Check every line below for the word "одной" and show those that hold it.

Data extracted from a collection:
.....

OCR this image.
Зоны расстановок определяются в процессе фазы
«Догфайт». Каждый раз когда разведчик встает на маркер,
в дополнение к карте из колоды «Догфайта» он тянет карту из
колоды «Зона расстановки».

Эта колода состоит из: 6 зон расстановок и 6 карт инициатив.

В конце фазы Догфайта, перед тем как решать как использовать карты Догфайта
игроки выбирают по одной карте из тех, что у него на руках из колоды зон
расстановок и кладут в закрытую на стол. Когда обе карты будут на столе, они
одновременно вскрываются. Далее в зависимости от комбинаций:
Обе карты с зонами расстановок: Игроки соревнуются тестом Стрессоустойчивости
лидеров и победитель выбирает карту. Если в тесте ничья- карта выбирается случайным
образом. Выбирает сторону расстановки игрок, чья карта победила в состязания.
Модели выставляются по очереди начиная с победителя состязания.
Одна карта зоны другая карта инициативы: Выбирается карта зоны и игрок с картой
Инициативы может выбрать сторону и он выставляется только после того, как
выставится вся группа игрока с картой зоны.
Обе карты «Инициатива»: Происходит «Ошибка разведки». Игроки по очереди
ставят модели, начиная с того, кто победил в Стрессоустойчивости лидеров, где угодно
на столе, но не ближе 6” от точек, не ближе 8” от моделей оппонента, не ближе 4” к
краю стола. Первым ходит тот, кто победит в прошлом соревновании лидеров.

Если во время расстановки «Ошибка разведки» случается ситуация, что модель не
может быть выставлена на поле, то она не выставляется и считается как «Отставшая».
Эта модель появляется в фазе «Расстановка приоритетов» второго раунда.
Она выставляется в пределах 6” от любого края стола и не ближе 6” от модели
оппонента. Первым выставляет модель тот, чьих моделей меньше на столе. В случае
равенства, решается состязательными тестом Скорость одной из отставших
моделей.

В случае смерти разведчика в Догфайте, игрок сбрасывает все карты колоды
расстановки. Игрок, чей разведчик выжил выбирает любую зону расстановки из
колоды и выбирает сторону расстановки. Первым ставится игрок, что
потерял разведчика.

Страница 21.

.....

Exercise output >>
игроки выбирают по одной карте из тех, что у него на руках из колоды зон
равенства, решается состязательными тестом Скорость одной из отставших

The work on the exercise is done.